[START OF Rows]
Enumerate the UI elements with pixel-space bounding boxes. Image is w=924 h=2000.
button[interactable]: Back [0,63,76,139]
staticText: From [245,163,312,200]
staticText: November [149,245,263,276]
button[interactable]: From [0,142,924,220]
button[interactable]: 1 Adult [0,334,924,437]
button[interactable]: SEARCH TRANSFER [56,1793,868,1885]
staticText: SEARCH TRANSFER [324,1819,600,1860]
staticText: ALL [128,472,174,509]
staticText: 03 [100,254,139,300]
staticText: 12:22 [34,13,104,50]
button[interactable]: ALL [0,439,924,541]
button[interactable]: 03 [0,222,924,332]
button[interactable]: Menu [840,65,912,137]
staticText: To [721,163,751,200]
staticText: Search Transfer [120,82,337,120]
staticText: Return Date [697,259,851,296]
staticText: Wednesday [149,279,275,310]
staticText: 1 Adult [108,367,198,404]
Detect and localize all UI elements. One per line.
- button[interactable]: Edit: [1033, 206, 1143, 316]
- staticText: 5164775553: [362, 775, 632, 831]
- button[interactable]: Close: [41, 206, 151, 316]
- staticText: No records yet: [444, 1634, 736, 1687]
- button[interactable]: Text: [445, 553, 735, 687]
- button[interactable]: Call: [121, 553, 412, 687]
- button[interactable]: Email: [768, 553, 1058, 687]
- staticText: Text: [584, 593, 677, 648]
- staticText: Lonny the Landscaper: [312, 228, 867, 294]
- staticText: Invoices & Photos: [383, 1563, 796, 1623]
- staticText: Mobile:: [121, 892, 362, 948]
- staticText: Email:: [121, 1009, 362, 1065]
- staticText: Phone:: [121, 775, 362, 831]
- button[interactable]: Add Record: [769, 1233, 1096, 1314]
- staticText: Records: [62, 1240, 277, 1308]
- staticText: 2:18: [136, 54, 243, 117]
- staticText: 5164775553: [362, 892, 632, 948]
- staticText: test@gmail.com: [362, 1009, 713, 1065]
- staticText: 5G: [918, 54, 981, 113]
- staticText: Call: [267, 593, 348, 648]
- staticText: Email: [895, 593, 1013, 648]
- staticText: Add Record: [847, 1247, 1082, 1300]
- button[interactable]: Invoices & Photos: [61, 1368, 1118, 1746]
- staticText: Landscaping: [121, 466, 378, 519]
[END OF Rows]
◆ Problem requirements: Reproduce the lines above word for word.

◆ Completed exercise:
Enumerate the UI elements with pixel-space bounding boxes. Image is w=924 h=2000.
button[interactable]: Back [0,63,76,139]
staticText: From [245,163,312,200]
staticText: November [149,245,263,276]
button[interactable]: From [0,142,924,220]
button[interactable]: 1 Adult [0,334,924,437]
button[interactable]: SEARCH TRANSFER [56,1793,868,1885]
staticText: SEARCH TRANSFER [324,1819,600,1860]
staticText: ALL [128,472,174,509]
staticText: 03 [100,254,139,300]
staticText: 12:22 [34,13,104,50]
button[interactable]: ALL [0,439,924,541]
button[interactable]: 03 [0,222,924,332]
button[interactable]: Menu [840,65,912,137]
staticText: To [721,163,751,200]
staticText: Search Transfer [120,82,337,120]
staticText: Return Date [697,259,851,296]
staticText: Wednesday [149,279,275,310]
staticText: 1 Adult [108,367,198,404]
Detect and localize all UI elements. One per line.
- button[interactable]: Edit: [1033, 206, 1143, 316]
- staticText: 5164775553: [362, 775, 632, 831]
- button[interactable]: Close: [41, 206, 151, 316]
- staticText: No records yet: [444, 1634, 736, 1687]
- button[interactable]: Text: [445, 553, 735, 687]
- button[interactable]: Call: [121, 553, 412, 687]
- button[interactable]: Email: [768, 553, 1058, 687]
- staticText: Text: [584, 593, 677, 648]
- staticText: Lonny the Landscaper: [312, 228, 867, 294]
- staticText: Invoices & Photos: [383, 1563, 796, 1623]
- staticText: Mobile:: [121, 892, 362, 948]
- staticText: Email:: [121, 1009, 362, 1065]
- staticText: Phone:: [121, 775, 362, 831]
- button[interactable]: Add Record: [769, 1233, 1096, 1314]
- staticText: Records: [62, 1240, 277, 1308]
- staticText: 2:18: [136, 54, 243, 117]
- staticText: 5164775553: [362, 892, 632, 948]
- staticText: test@gmail.com: [362, 1009, 713, 1065]
- staticText: 5G: [918, 54, 981, 113]
- staticText: Call: [267, 593, 348, 648]
- staticText: Email: [895, 593, 1013, 648]
- staticText: Add Record: [847, 1247, 1082, 1300]
- button[interactable]: Invoices & Photos: [61, 1368, 1118, 1746]
- staticText: Landscaping: [121, 466, 378, 519]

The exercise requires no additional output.